(Chart and figure data)
## begin

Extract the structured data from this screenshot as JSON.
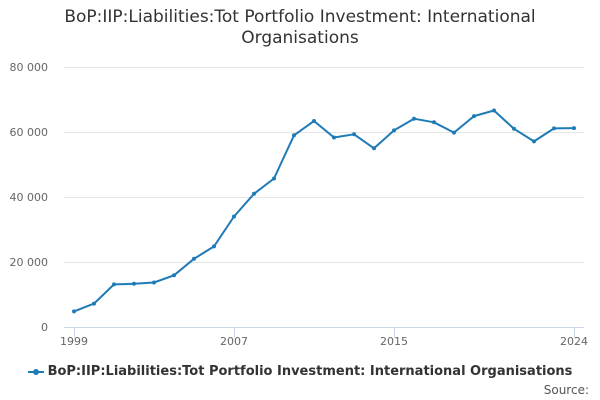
{
  "chart_data": {
    "type": "line",
    "title_lines": [
      "BoP:IIP:Liabilities:Tot Portfolio Investment: International",
      "Organisations"
    ],
    "xlabel": "",
    "ylabel": "",
    "x": [
      1999,
      2000,
      2001,
      2002,
      2003,
      2004,
      2005,
      2006,
      2007,
      2008,
      2009,
      2010,
      2011,
      2012,
      2013,
      2014,
      2015,
      2016,
      2017,
      2018,
      2019,
      2020,
      2021,
      2022,
      2023,
      2024
    ],
    "series": [
      {
        "name": "BoP:IIP:Liabilities:Tot Portfolio Investment: International Organisations",
        "values": [
          4800,
          7200,
          13100,
          13300,
          13700,
          15900,
          21000,
          24800,
          34000,
          41000,
          45700,
          59000,
          63400,
          58300,
          59300,
          55000,
          60500,
          64100,
          63000,
          59800,
          64900,
          66600,
          61000,
          57100,
          61100,
          61200
        ]
      }
    ],
    "x_ticks": [
      1999,
      2007,
      2015,
      2024
    ],
    "x_tick_labels": [
      "1999",
      "2007",
      "2015",
      "2024"
    ],
    "xlim": [
      1999,
      2024
    ],
    "y_ticks": [
      0,
      20000,
      40000,
      60000,
      80000
    ],
    "y_tick_labels": [
      "0",
      "20 000",
      "40 000",
      "60 000",
      "80 000"
    ],
    "ylim": [
      0,
      80000
    ],
    "grid": "horizontal",
    "legend_position": "bottom",
    "series_color": "#1f7bb6",
    "grid_color": "#e6e6e6",
    "axis_color": "#ccd6eb"
  },
  "credits": "Source:"
}
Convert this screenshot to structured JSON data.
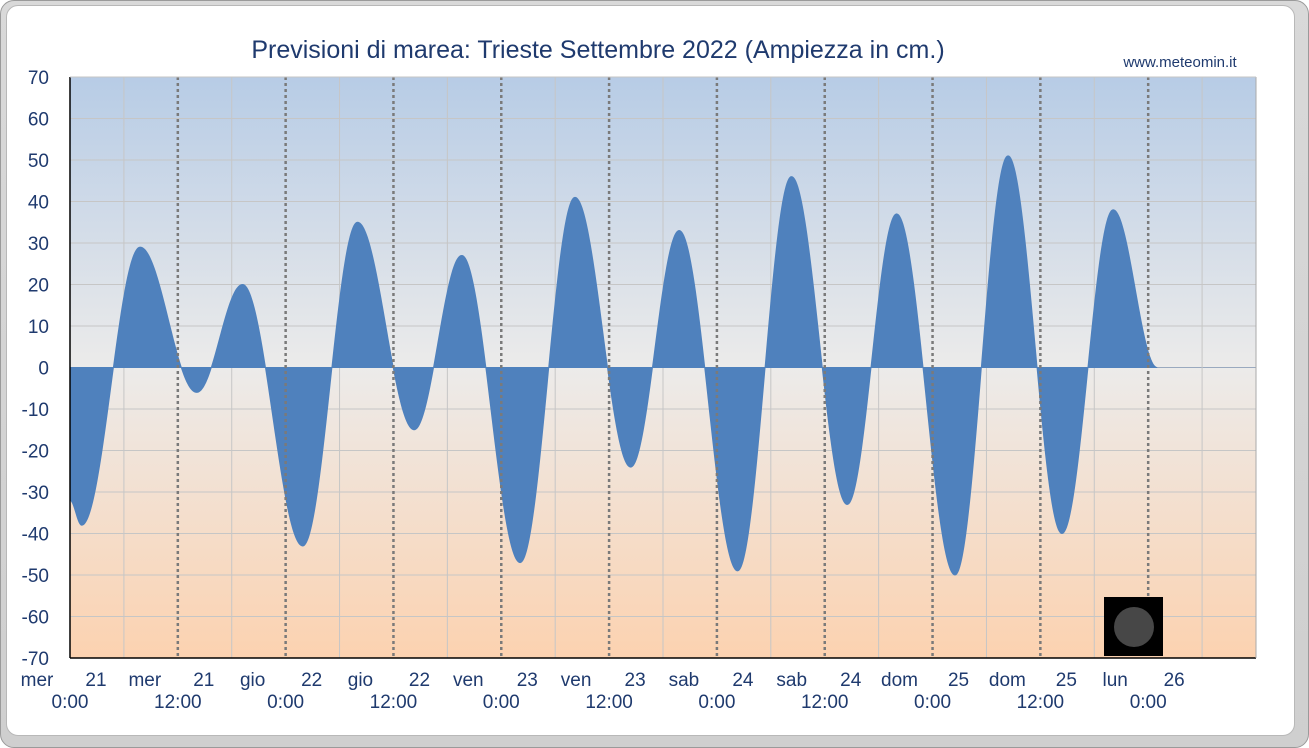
{
  "chart_data": {
    "type": "area",
    "title": "Previsioni di marea: Trieste Settembre 2022 (Ampiezza in cm.)",
    "source": "www.meteomin.it",
    "xlabel": "",
    "ylabel": "",
    "ylim": [
      -70,
      70
    ],
    "yticks": [
      70,
      60,
      50,
      40,
      30,
      20,
      10,
      0,
      -10,
      -20,
      -30,
      -40,
      -50,
      -60,
      -70
    ],
    "xlim_hours": [
      0,
      132
    ],
    "x_ticks": [
      {
        "day": "mer",
        "date": "21",
        "time": "0:00",
        "hour": 0
      },
      {
        "day": "mer",
        "date": "21",
        "time": "12:00",
        "hour": 12
      },
      {
        "day": "gio",
        "date": "22",
        "time": "0:00",
        "hour": 24
      },
      {
        "day": "gio",
        "date": "22",
        "time": "12:00",
        "hour": 36
      },
      {
        "day": "ven",
        "date": "23",
        "time": "0:00",
        "hour": 48
      },
      {
        "day": "ven",
        "date": "23",
        "time": "12:00",
        "hour": 60
      },
      {
        "day": "sab",
        "date": "24",
        "time": "0:00",
        "hour": 72
      },
      {
        "day": "sab",
        "date": "24",
        "time": "12:00",
        "hour": 84
      },
      {
        "day": "dom",
        "date": "25",
        "time": "0:00",
        "hour": 96
      },
      {
        "day": "dom",
        "date": "25",
        "time": "12:00",
        "hour": 108
      },
      {
        "day": "lun",
        "date": "26",
        "time": "0:00",
        "hour": 120
      }
    ],
    "series": [
      {
        "name": "",
        "extrema": [
          {
            "hour": 0.0,
            "value": -32
          },
          {
            "hour": 1.3,
            "value": -38
          },
          {
            "hour": 7.8,
            "value": 29
          },
          {
            "hour": 14.1,
            "value": -6
          },
          {
            "hour": 19.2,
            "value": 20
          },
          {
            "hour": 25.9,
            "value": -43
          },
          {
            "hour": 32.0,
            "value": 35
          },
          {
            "hour": 38.3,
            "value": -15
          },
          {
            "hour": 43.6,
            "value": 27
          },
          {
            "hour": 50.1,
            "value": -47
          },
          {
            "hour": 56.2,
            "value": 41
          },
          {
            "hour": 62.4,
            "value": -24
          },
          {
            "hour": 67.8,
            "value": 33
          },
          {
            "hour": 74.3,
            "value": -49
          },
          {
            "hour": 80.3,
            "value": 46
          },
          {
            "hour": 86.5,
            "value": -33
          },
          {
            "hour": 92.0,
            "value": 37
          },
          {
            "hour": 98.5,
            "value": -50
          },
          {
            "hour": 104.4,
            "value": 51
          },
          {
            "hour": 110.4,
            "value": -40
          },
          {
            "hour": 116.1,
            "value": 38
          },
          {
            "hour": 121.0,
            "value": 0
          }
        ]
      }
    ],
    "moon_phase": "new-moon",
    "grid": true,
    "colors": {
      "fill": "#4f81bd",
      "bg_top": "#b8cde6",
      "bg_mid": "#ebebeb",
      "bg_bottom": "#fbd3b3",
      "text": "#1f3a6e"
    }
  }
}
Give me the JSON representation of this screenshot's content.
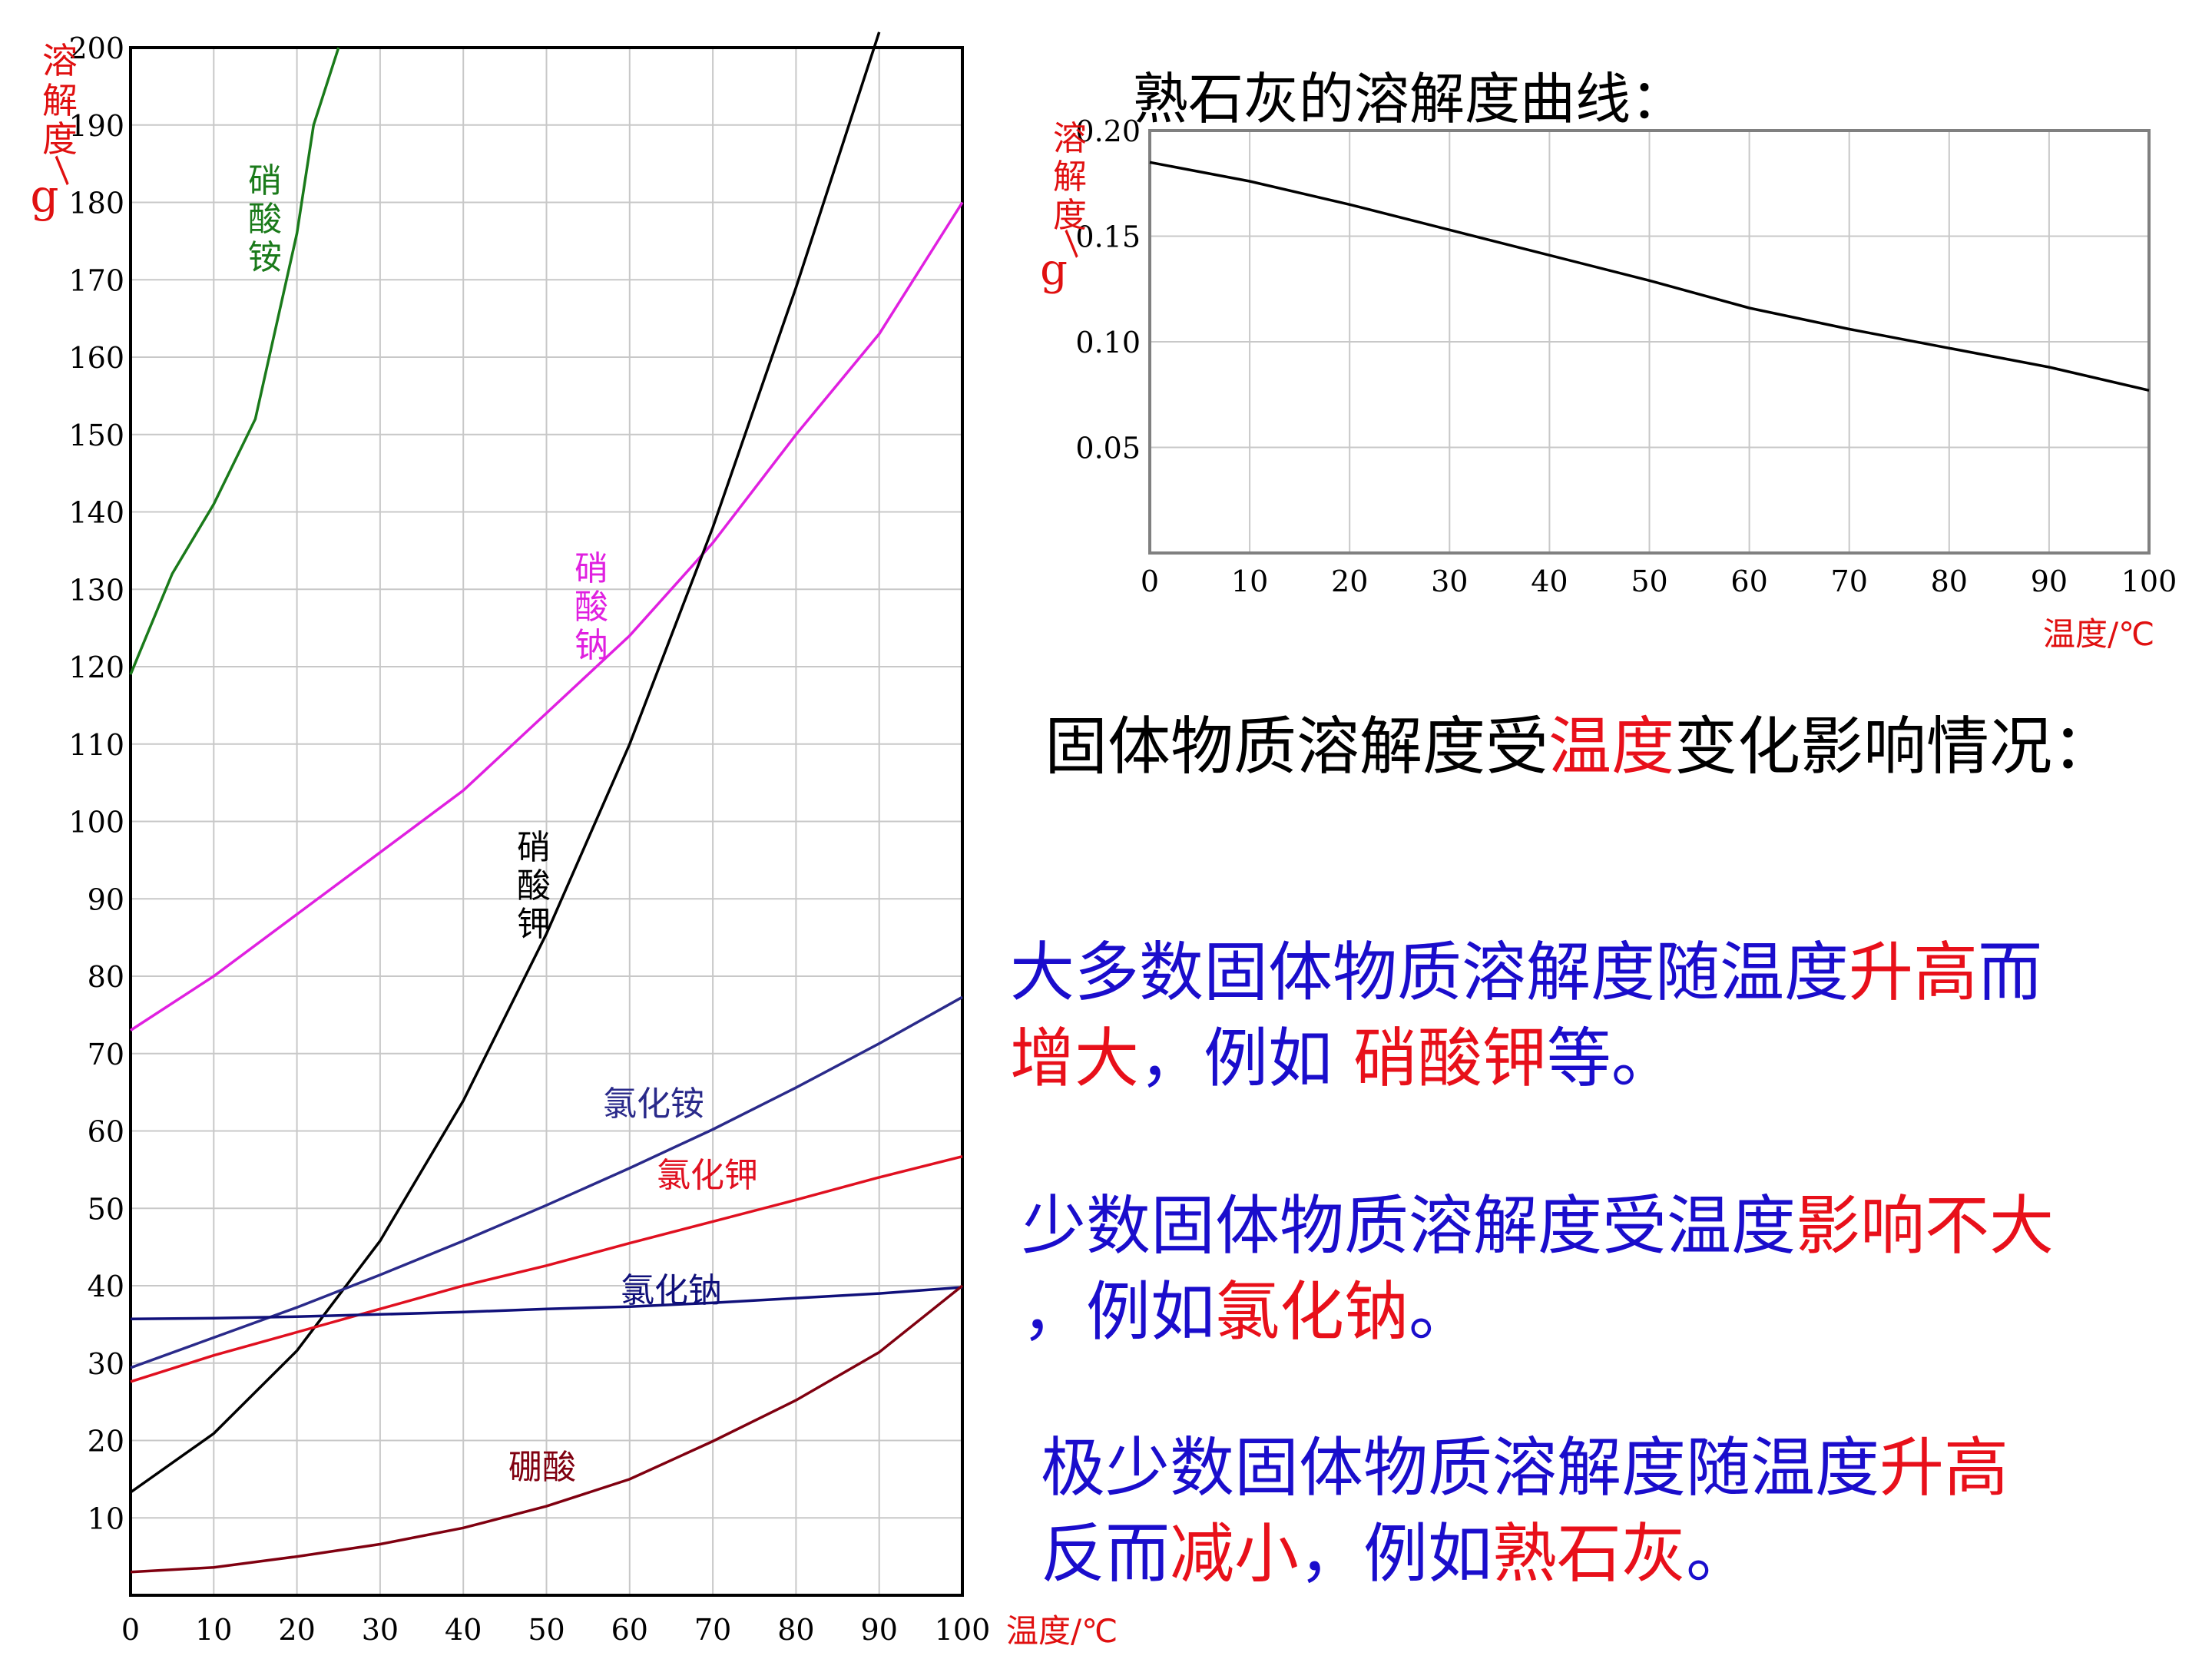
{
  "left_chart": {
    "type": "line",
    "ylabel": "溶解度/g",
    "xlabel": "温度/℃",
    "xlim": [
      0,
      100
    ],
    "ylim": [
      0,
      200
    ],
    "x_ticks": [
      0,
      10,
      20,
      30,
      40,
      50,
      60,
      70,
      80,
      90,
      100
    ],
    "y_ticks": [
      10,
      20,
      30,
      40,
      50,
      60,
      70,
      80,
      90,
      100,
      110,
      120,
      130,
      140,
      150,
      160,
      170,
      180,
      190,
      200
    ],
    "grid": true,
    "series": [
      {
        "name": "硝酸铵",
        "color": "#1a7a1a",
        "label_vertical": true,
        "points": [
          [
            0,
            119
          ],
          [
            5,
            132
          ],
          [
            10,
            141
          ],
          [
            15,
            152
          ],
          [
            20,
            176
          ],
          [
            22,
            190
          ],
          [
            25,
            200
          ]
        ]
      },
      {
        "name": "硝酸钠",
        "color": "#e020e0",
        "label_vertical": true,
        "points": [
          [
            0,
            73
          ],
          [
            10,
            80
          ],
          [
            20,
            88
          ],
          [
            30,
            96
          ],
          [
            40,
            104
          ],
          [
            50,
            114
          ],
          [
            60,
            124
          ],
          [
            70,
            136
          ],
          [
            80,
            150
          ],
          [
            90,
            163
          ],
          [
            100,
            180
          ]
        ]
      },
      {
        "name": "硝酸钾",
        "color": "#000000",
        "label_vertical": true,
        "points": [
          [
            0,
            13.3
          ],
          [
            10,
            20.9
          ],
          [
            20,
            31.6
          ],
          [
            30,
            45.8
          ],
          [
            40,
            63.9
          ],
          [
            50,
            85.5
          ],
          [
            60,
            110
          ],
          [
            70,
            138
          ],
          [
            80,
            169
          ],
          [
            90,
            202
          ]
        ]
      },
      {
        "name": "氯化铵",
        "color": "#2a2a8a",
        "label_vertical": false,
        "points": [
          [
            0,
            29.4
          ],
          [
            10,
            33.3
          ],
          [
            20,
            37.2
          ],
          [
            30,
            41.4
          ],
          [
            40,
            45.8
          ],
          [
            50,
            50.4
          ],
          [
            60,
            55.2
          ],
          [
            70,
            60.2
          ],
          [
            80,
            65.6
          ],
          [
            90,
            71.3
          ],
          [
            100,
            77.3
          ]
        ]
      },
      {
        "name": "氯化钾",
        "color": "#e01020",
        "label_vertical": false,
        "points": [
          [
            0,
            27.6
          ],
          [
            10,
            31
          ],
          [
            20,
            34
          ],
          [
            30,
            37
          ],
          [
            40,
            40
          ],
          [
            50,
            42.6
          ],
          [
            60,
            45.5
          ],
          [
            70,
            48.3
          ],
          [
            80,
            51.1
          ],
          [
            90,
            54
          ],
          [
            100,
            56.7
          ]
        ]
      },
      {
        "name": "氯化钠",
        "color": "#10107a",
        "label_vertical": false,
        "points": [
          [
            0,
            35.7
          ],
          [
            10,
            35.8
          ],
          [
            20,
            36
          ],
          [
            30,
            36.3
          ],
          [
            40,
            36.6
          ],
          [
            50,
            37
          ],
          [
            60,
            37.3
          ],
          [
            70,
            37.8
          ],
          [
            80,
            38.4
          ],
          [
            90,
            39
          ],
          [
            100,
            39.8
          ]
        ]
      },
      {
        "name": "硼酸",
        "color": "#800010",
        "label_vertical": false,
        "points": [
          [
            0,
            3
          ],
          [
            10,
            3.6
          ],
          [
            20,
            5
          ],
          [
            30,
            6.6
          ],
          [
            40,
            8.7
          ],
          [
            50,
            11.5
          ],
          [
            60,
            15
          ],
          [
            70,
            19.9
          ],
          [
            80,
            25.2
          ],
          [
            90,
            31.4
          ],
          [
            100,
            40
          ]
        ]
      }
    ]
  },
  "right_chart": {
    "type": "line",
    "title": "熟石灰的溶解度曲线：",
    "ylabel": "溶解度/g",
    "xlabel": "温度/℃",
    "xlim": [
      0,
      100
    ],
    "ylim": [
      0,
      0.2
    ],
    "x_ticks": [
      "0",
      "10",
      "20",
      "30",
      "40",
      "50",
      "60",
      "70",
      "80",
      "90",
      "100"
    ],
    "y_ticks": [
      "0.20",
      "0.15",
      "0.10",
      "0.05"
    ],
    "grid": true,
    "series": [
      {
        "name": "",
        "color": "#000000",
        "points": [
          [
            0,
            0.185
          ],
          [
            10,
            0.176
          ],
          [
            20,
            0.165
          ],
          [
            30,
            0.153
          ],
          [
            40,
            0.141
          ],
          [
            50,
            0.129
          ],
          [
            60,
            0.116
          ],
          [
            70,
            0.106
          ],
          [
            80,
            0.097
          ],
          [
            90,
            0.088
          ],
          [
            100,
            0.077
          ]
        ]
      }
    ]
  },
  "heading": {
    "pre": "固体物质溶解度受",
    "highlight": "温度",
    "post": "变化影响情况："
  },
  "para1": {
    "a": "大多数固体物质溶解度随温度",
    "b": "升高",
    "c": "而",
    "d": "增大",
    "e": "，例如 ",
    "f": "硝酸钾",
    "g": "等。"
  },
  "para2": {
    "a": "少数固体物质溶解度受温度",
    "b": "影响不大",
    "c": "，例如",
    "d": "氯化钠",
    "e": "。"
  },
  "para3": {
    "a": "极少数固体物质溶解度随温度",
    "b": "升高",
    "c": "反而",
    "d": "减小",
    "e": "，例如",
    "f": "熟石灰",
    "g": "。"
  }
}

## end

▶ **Set exercise**
Going through the records above, state how many lines carry "Liabilities", with no other text.

▶ **Task answer**
2